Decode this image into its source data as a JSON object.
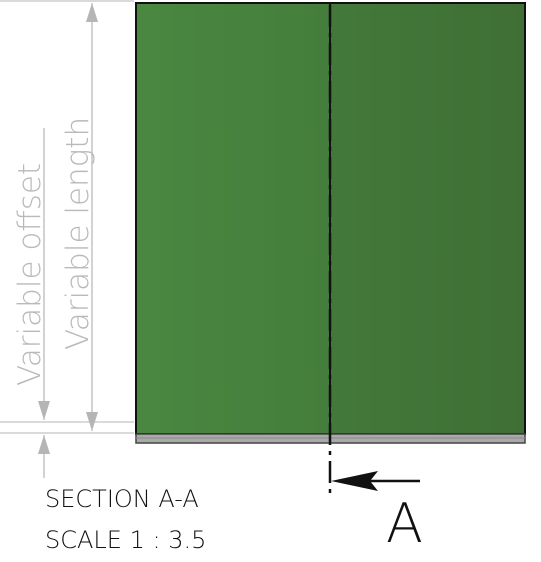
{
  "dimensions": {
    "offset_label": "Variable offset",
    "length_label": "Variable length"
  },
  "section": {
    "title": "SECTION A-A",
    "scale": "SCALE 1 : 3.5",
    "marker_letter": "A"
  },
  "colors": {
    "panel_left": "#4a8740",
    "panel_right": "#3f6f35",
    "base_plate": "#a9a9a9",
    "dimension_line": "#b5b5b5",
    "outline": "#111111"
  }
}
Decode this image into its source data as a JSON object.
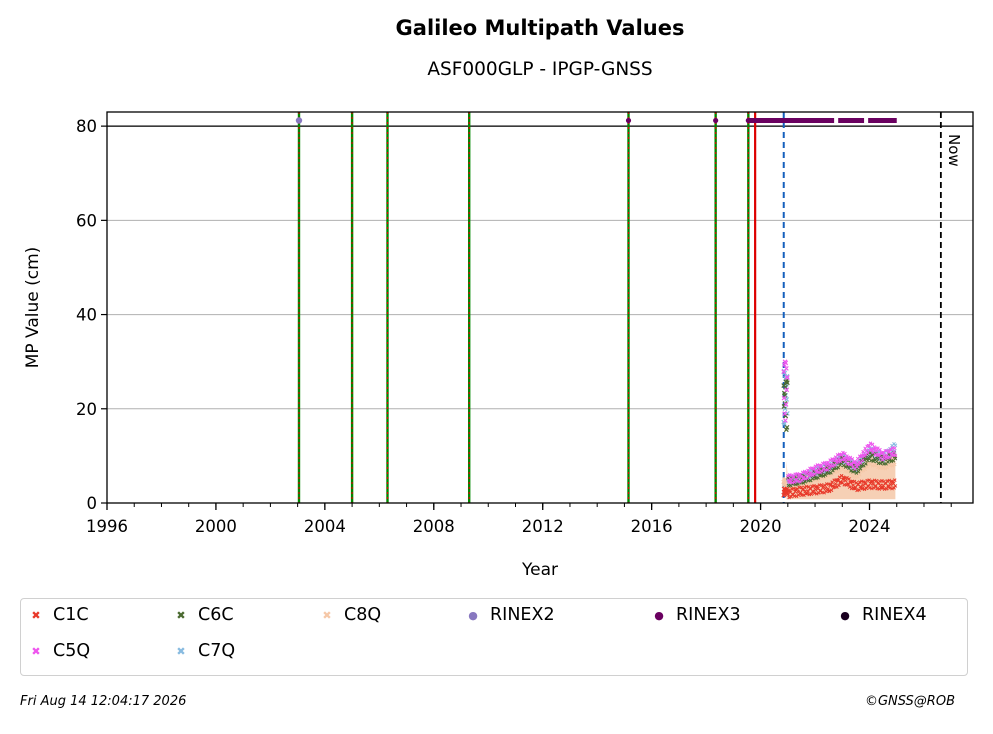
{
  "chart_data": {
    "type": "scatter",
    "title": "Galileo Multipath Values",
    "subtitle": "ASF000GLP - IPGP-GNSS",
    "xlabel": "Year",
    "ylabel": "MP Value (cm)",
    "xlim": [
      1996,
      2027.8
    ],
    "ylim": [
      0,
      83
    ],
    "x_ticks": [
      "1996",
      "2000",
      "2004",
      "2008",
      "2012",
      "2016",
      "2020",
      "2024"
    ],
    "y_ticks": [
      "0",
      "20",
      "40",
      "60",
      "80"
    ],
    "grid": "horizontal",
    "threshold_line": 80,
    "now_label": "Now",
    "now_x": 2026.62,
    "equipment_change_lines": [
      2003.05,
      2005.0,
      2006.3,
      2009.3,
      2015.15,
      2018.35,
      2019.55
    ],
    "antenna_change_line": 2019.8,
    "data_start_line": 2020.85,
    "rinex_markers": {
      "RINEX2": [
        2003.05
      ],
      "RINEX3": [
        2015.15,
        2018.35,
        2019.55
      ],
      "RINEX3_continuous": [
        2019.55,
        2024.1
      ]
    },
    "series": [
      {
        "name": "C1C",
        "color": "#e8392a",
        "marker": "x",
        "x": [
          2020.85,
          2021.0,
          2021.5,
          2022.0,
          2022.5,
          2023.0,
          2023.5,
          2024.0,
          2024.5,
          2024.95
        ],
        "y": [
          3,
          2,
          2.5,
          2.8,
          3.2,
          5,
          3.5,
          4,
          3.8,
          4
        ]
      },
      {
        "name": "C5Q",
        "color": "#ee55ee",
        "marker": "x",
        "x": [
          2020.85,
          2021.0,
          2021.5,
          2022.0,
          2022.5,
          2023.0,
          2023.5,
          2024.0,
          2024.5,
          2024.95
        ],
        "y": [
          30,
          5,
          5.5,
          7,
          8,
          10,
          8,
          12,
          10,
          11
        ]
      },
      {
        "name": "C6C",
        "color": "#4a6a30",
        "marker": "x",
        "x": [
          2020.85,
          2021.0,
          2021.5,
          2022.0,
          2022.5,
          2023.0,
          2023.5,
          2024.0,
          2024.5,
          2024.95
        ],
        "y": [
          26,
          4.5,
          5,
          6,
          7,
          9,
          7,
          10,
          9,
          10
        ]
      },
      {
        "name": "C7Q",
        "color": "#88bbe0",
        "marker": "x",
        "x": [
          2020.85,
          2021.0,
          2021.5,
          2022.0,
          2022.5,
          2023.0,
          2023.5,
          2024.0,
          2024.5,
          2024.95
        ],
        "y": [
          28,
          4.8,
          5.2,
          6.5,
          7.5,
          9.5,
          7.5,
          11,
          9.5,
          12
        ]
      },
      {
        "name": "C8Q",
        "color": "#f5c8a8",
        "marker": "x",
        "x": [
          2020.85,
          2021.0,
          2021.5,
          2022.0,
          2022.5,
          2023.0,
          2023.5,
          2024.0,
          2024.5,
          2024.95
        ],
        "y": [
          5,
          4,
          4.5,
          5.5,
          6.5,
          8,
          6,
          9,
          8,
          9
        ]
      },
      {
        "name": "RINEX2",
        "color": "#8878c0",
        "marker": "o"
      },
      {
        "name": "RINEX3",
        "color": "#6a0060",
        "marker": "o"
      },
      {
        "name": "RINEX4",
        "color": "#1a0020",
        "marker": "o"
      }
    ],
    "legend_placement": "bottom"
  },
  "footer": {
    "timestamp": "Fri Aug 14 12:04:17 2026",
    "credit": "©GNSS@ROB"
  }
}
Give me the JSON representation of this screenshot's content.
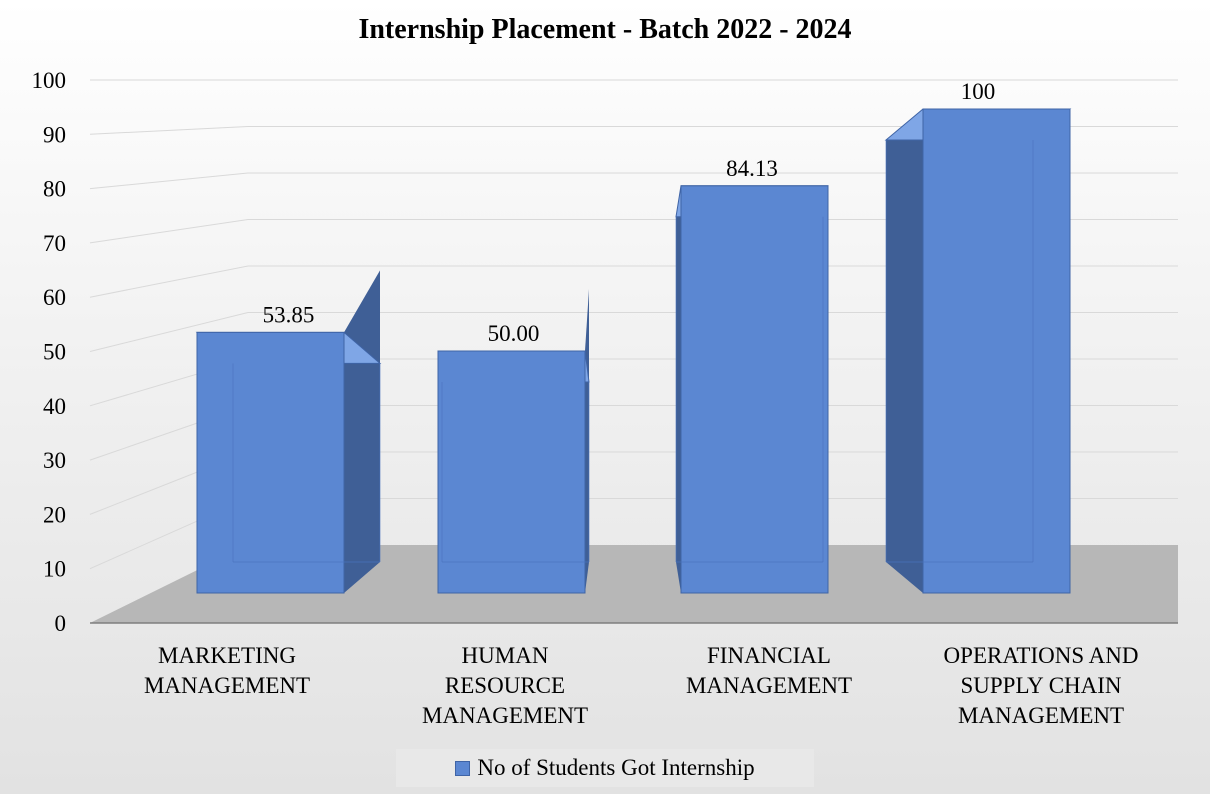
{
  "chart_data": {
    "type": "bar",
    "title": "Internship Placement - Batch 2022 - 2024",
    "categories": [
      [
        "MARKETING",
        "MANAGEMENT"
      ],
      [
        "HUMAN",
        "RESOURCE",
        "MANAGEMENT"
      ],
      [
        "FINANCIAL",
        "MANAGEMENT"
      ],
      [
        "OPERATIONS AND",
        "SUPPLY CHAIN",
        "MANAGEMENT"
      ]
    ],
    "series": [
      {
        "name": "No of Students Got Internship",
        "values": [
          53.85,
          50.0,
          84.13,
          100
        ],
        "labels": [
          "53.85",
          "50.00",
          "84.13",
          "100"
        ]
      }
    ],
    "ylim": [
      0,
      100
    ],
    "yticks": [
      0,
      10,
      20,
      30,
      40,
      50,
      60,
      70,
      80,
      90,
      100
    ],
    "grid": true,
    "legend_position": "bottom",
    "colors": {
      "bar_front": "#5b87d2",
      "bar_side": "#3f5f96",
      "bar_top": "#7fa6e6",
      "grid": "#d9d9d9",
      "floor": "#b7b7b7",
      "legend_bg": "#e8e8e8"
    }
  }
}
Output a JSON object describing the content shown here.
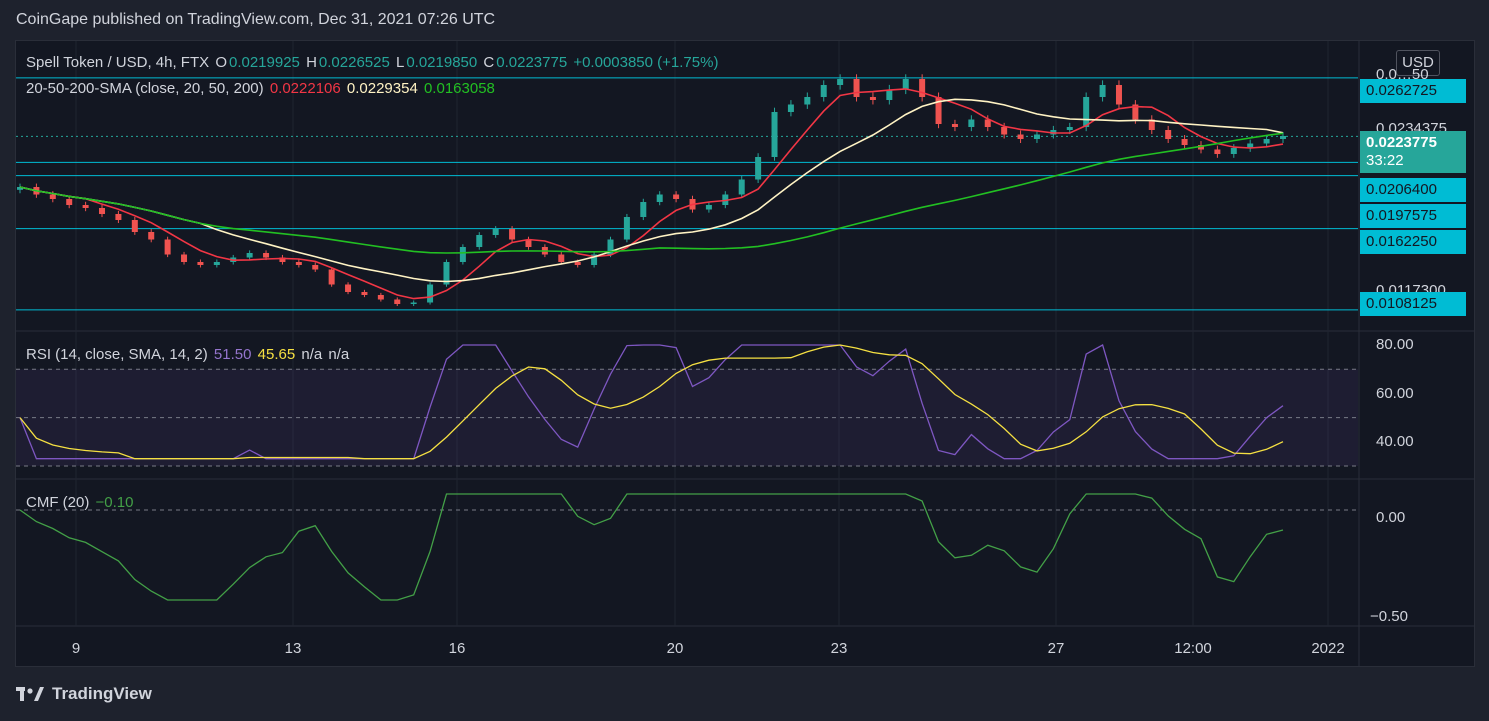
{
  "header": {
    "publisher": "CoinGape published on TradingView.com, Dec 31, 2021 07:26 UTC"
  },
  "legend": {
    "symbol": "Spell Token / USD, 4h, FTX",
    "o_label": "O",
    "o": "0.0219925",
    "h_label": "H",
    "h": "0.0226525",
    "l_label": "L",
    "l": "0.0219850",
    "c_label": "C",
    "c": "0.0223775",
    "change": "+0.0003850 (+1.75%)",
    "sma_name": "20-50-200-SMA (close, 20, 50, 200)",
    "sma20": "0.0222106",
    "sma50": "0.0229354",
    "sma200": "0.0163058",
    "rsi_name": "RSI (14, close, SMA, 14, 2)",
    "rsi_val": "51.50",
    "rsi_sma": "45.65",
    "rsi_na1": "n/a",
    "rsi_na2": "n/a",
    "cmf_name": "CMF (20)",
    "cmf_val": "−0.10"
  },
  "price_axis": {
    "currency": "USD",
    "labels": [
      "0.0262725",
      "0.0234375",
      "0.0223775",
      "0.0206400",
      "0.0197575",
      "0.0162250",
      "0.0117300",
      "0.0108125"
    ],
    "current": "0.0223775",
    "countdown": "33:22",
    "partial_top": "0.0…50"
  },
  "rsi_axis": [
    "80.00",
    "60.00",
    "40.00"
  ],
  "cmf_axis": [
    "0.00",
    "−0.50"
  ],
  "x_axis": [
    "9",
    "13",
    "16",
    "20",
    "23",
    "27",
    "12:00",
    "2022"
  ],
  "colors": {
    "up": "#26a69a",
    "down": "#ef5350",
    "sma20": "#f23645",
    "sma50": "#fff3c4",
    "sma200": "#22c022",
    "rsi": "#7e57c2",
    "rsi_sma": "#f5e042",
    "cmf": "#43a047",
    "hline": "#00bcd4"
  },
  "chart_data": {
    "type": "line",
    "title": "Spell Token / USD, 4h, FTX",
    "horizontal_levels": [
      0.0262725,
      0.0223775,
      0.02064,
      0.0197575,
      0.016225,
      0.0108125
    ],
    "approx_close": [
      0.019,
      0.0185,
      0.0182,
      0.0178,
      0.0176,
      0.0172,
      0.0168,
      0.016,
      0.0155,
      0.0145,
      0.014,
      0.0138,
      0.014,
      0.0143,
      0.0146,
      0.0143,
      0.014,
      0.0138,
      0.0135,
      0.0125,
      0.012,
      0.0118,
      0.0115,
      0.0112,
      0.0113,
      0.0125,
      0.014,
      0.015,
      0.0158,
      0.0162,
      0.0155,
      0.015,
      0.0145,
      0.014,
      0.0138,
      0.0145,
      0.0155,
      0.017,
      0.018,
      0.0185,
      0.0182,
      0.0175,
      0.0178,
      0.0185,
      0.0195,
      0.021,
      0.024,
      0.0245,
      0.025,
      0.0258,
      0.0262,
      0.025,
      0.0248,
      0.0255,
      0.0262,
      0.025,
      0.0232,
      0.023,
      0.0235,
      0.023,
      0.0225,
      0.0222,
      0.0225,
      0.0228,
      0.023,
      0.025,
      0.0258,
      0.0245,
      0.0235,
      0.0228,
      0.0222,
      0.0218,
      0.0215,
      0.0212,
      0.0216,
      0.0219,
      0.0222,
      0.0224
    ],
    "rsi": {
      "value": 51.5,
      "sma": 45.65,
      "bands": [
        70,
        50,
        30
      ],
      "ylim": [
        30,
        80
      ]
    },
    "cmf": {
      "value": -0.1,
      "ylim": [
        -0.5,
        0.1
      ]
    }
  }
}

» REQUIRED TASK:
Report all lines of the data that include the word "Internship".

» RESULT OF THE EXERCISE:
    "title": "Internship Placement - Batch 2022 - 2024",
        "name": "No of Students Got Internship",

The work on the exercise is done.